_Figure record listings:_
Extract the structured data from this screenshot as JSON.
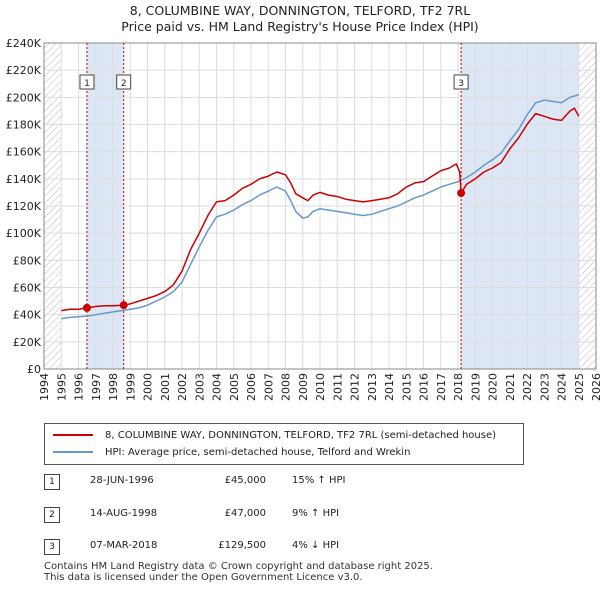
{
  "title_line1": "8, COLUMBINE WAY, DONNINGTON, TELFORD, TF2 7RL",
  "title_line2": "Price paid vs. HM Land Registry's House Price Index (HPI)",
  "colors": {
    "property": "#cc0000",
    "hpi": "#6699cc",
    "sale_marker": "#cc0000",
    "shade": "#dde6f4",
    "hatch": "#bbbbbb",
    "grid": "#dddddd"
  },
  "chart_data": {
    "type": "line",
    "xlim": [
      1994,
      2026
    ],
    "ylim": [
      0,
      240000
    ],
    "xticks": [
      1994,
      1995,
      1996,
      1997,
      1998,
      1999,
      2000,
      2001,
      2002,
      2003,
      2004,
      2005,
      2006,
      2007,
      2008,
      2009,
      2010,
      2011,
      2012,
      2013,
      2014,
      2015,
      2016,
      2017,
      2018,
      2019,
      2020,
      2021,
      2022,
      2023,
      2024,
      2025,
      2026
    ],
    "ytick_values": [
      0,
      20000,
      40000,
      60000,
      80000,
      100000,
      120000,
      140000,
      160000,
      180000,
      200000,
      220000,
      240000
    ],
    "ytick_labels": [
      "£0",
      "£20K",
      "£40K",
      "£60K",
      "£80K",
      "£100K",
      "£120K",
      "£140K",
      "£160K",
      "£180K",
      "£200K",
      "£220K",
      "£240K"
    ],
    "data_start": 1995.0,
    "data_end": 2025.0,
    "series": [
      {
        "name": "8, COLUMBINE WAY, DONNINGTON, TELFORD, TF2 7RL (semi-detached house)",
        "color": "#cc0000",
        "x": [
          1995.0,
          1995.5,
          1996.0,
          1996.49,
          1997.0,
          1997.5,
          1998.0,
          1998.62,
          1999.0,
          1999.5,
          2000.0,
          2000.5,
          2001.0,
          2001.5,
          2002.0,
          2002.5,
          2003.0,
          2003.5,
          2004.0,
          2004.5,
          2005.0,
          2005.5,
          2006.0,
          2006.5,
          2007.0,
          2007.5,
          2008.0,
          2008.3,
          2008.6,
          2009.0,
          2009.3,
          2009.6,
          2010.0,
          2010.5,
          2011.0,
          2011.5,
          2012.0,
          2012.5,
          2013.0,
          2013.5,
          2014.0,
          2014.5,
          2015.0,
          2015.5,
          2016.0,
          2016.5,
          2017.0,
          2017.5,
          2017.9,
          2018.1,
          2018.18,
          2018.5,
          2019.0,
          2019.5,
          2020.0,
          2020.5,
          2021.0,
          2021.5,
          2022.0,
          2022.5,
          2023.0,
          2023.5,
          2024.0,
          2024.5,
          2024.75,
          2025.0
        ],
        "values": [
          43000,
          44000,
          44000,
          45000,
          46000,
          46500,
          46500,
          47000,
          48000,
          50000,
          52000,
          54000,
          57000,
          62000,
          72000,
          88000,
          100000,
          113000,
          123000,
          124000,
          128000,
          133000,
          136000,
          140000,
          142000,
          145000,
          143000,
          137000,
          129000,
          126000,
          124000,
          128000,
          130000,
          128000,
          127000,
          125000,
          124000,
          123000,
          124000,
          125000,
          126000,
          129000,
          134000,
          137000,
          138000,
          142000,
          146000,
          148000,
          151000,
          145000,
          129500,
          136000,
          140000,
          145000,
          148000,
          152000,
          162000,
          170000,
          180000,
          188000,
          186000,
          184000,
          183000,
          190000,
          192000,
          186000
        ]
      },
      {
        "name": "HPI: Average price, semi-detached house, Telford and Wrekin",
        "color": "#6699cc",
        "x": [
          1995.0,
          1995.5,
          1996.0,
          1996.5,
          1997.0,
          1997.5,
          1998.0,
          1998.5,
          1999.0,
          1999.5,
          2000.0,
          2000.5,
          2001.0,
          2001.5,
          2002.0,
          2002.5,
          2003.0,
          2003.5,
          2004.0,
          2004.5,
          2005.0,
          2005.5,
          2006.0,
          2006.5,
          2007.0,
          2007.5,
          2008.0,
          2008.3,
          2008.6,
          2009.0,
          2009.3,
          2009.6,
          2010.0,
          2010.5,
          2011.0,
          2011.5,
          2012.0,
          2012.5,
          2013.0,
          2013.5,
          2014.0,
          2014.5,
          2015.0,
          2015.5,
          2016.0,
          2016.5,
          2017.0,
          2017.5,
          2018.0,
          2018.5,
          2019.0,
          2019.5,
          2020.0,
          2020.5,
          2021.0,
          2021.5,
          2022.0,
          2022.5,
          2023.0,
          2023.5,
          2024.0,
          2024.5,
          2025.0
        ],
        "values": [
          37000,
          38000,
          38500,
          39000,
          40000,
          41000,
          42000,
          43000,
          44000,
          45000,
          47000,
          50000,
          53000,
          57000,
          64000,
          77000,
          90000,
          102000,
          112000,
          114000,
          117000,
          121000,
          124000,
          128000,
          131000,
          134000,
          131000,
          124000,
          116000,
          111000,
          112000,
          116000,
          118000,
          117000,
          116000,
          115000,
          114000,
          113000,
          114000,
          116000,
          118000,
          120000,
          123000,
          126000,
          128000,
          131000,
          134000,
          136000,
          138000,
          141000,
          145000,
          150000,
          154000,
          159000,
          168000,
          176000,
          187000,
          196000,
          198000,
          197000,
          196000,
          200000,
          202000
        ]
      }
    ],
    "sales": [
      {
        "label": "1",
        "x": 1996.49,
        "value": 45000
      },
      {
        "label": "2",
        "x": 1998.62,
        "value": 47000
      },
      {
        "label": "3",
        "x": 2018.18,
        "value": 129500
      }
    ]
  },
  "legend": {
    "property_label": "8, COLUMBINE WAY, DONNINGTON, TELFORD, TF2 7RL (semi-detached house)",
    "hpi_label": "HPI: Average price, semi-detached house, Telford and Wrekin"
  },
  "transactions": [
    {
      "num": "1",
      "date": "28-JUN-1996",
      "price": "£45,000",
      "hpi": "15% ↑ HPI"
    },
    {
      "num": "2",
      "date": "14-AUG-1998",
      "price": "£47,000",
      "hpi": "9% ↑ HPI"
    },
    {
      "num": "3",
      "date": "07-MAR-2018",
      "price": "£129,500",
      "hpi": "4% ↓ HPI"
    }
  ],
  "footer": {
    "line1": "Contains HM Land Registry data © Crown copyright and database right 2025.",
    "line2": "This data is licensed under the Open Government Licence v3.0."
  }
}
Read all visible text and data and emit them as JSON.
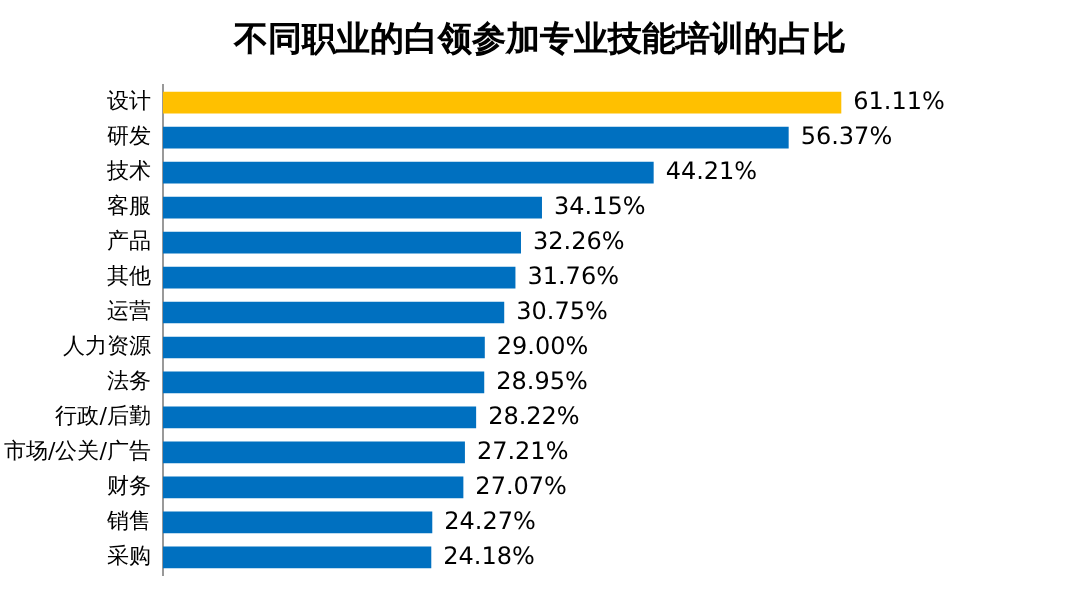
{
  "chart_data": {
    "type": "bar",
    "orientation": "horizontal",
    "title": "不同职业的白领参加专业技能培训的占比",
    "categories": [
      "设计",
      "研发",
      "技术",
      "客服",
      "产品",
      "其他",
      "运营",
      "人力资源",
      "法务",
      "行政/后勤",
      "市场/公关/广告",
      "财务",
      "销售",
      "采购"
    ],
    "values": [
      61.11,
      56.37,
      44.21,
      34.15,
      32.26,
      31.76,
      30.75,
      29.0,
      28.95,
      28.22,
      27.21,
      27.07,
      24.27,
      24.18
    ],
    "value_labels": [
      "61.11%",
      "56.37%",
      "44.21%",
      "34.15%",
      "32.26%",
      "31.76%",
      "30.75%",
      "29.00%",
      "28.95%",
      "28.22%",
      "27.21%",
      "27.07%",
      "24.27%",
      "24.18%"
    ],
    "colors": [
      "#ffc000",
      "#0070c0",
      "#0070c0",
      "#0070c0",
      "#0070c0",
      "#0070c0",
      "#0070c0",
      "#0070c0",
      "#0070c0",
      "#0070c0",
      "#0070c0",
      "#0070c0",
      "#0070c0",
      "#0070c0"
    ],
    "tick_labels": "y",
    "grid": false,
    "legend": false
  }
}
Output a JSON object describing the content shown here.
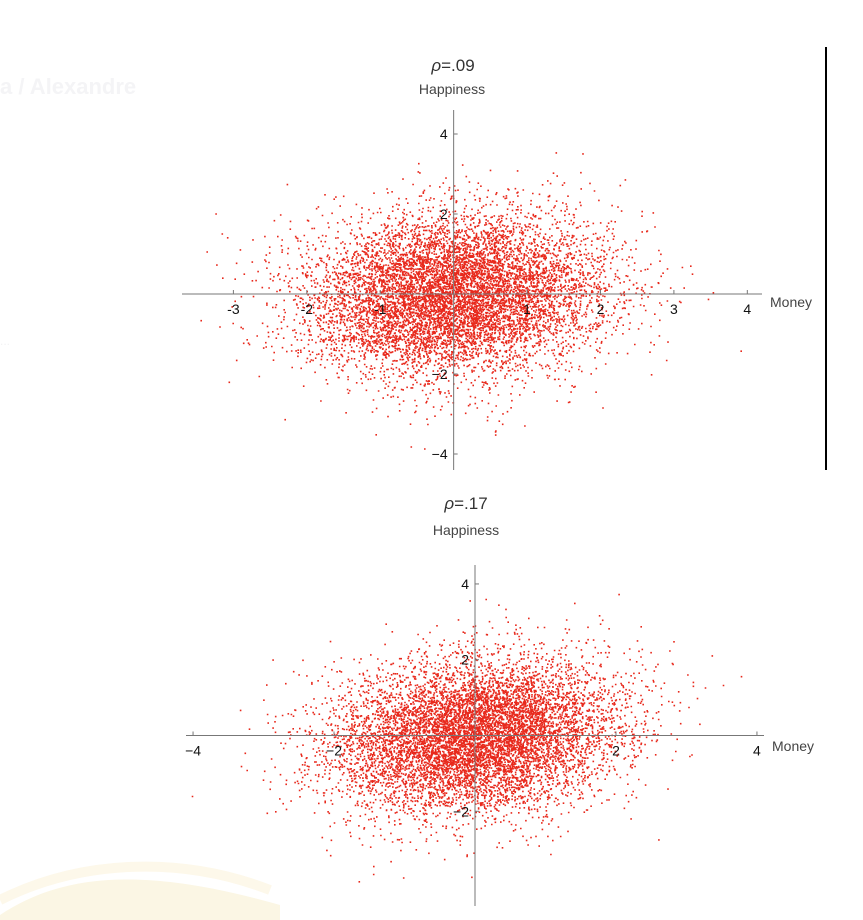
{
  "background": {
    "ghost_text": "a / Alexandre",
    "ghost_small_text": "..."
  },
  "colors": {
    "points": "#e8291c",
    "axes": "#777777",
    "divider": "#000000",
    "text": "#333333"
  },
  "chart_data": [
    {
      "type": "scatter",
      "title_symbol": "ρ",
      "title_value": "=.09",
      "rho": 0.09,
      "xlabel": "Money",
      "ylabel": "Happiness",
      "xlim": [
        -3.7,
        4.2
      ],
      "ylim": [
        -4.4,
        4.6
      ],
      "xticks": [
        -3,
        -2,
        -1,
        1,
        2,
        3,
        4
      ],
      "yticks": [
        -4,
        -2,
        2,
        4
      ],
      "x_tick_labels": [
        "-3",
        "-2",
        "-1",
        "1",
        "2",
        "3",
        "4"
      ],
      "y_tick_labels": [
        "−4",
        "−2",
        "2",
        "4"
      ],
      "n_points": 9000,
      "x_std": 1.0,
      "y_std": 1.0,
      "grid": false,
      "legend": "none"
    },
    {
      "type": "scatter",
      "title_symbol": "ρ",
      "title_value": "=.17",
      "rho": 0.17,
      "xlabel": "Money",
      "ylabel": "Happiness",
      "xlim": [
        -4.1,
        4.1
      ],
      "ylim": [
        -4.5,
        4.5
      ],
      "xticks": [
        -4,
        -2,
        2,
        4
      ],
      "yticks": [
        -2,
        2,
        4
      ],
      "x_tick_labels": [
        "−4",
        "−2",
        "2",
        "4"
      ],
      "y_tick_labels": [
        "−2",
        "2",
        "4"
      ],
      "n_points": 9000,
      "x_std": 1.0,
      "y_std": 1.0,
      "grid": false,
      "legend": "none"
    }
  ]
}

_Instructions to follow:_ Work through the records line by line and tally those with the word "legend". Report only the total.

_Complete response:_ 4